Given exercise:
Using the data below, gather each line that includes the word "₁₀H₂W₁₂O₄₂".

——

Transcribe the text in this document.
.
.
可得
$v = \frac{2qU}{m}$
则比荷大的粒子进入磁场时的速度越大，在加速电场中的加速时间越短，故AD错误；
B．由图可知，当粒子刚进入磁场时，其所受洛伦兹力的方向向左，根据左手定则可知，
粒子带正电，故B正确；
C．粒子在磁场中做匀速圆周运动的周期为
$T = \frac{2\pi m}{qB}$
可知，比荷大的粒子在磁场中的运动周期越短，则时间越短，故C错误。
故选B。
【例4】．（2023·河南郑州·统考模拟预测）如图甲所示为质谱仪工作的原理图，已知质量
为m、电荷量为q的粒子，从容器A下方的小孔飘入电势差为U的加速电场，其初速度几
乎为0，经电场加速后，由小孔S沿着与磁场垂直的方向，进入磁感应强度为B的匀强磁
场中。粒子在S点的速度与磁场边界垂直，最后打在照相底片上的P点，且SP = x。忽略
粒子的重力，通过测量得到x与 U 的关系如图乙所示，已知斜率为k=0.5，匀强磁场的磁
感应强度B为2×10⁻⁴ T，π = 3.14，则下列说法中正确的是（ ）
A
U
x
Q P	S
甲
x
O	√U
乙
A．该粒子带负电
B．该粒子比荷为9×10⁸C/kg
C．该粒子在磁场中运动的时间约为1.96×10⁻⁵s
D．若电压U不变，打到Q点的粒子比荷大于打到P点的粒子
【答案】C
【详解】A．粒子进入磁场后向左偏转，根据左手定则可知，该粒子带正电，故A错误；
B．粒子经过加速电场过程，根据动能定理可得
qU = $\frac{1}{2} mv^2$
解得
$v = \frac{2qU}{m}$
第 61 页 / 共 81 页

——

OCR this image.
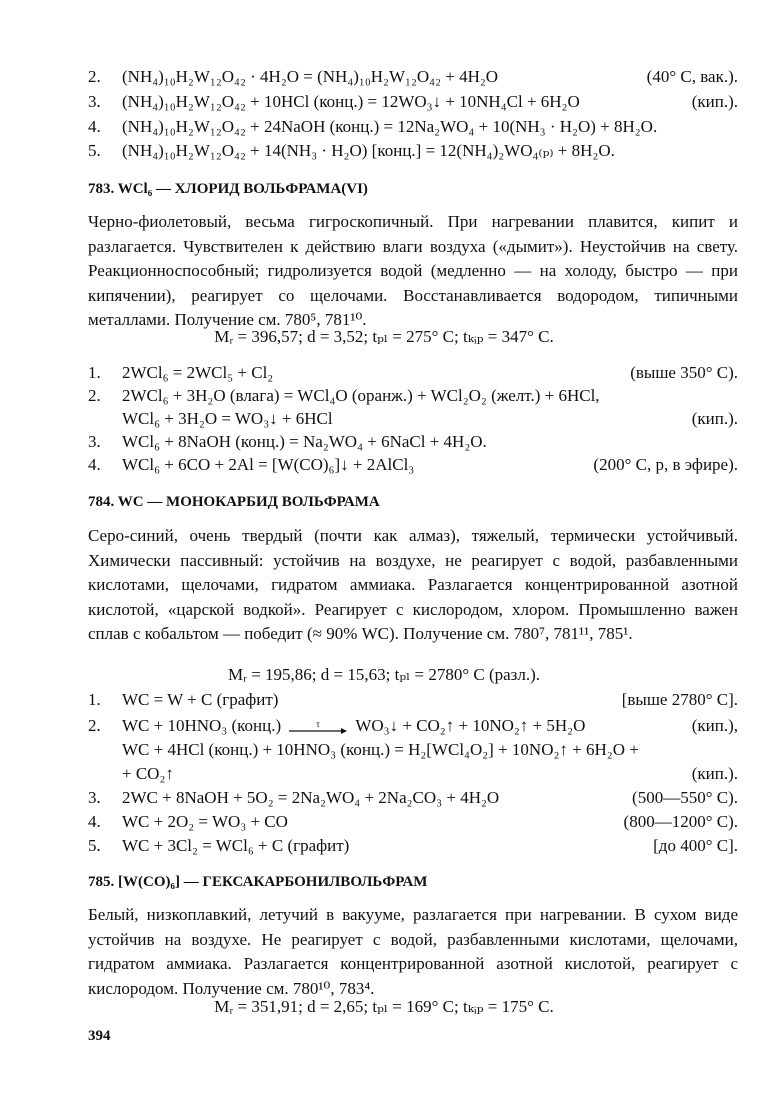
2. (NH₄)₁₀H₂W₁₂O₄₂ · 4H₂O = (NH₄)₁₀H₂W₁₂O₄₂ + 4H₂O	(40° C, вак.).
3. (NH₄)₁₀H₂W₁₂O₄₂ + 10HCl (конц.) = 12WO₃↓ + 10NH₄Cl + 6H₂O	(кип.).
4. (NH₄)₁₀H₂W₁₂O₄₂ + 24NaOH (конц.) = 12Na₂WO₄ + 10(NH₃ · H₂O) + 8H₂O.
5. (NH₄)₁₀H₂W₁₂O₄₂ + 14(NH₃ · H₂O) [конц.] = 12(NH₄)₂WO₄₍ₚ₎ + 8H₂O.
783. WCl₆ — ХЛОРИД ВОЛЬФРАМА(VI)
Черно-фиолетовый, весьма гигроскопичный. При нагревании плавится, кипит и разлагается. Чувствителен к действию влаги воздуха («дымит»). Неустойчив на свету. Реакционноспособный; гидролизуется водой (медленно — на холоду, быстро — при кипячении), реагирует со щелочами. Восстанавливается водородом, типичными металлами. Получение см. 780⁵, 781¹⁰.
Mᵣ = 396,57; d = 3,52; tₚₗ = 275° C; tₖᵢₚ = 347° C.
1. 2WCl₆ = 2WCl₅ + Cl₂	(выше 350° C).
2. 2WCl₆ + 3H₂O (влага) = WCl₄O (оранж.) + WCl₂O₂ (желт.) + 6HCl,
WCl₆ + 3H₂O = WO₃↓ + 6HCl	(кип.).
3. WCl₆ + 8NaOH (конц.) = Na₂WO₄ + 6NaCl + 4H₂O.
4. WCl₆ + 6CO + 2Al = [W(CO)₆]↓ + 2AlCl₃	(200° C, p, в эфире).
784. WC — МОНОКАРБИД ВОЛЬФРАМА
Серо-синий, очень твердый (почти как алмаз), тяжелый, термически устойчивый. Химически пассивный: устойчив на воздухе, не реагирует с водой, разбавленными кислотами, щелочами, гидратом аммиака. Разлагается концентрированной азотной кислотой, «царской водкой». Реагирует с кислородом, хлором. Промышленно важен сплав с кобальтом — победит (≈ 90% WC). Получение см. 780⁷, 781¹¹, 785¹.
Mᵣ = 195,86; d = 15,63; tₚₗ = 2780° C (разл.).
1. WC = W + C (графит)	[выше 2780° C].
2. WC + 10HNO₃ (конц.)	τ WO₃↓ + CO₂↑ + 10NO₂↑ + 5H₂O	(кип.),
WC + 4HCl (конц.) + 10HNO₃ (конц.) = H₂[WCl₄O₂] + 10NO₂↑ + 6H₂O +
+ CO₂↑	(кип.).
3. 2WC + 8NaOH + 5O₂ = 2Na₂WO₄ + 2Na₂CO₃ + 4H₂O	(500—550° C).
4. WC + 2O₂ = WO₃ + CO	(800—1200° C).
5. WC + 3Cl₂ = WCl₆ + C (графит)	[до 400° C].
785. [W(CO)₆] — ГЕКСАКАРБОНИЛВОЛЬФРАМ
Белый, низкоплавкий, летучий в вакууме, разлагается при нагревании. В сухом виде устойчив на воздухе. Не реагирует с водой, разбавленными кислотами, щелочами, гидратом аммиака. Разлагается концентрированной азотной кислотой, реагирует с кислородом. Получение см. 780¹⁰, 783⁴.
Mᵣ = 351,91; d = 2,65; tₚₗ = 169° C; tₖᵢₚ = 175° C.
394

——

Correct response:
2. (NH₄)₁₀H₂W₁₂O₄₂ · 4H₂O = (NH₄)₁₀H₂W₁₂O₄₂ + 4H₂O	(40° C, вак.).
3. (NH₄)₁₀H₂W₁₂O₄₂ + 10HCl (конц.) = 12WO₃↓ + 10NH₄Cl + 6H₂O	(кип.).
4. (NH₄)₁₀H₂W₁₂O₄₂ + 24NaOH (конц.) = 12Na₂WO₄ + 10(NH₃ · H₂O) + 8H₂O.
5. (NH₄)₁₀H₂W₁₂O₄₂ + 14(NH₃ · H₂O) [конц.] = 12(NH₄)₂WO₄₍ₚ₎ + 8H₂O.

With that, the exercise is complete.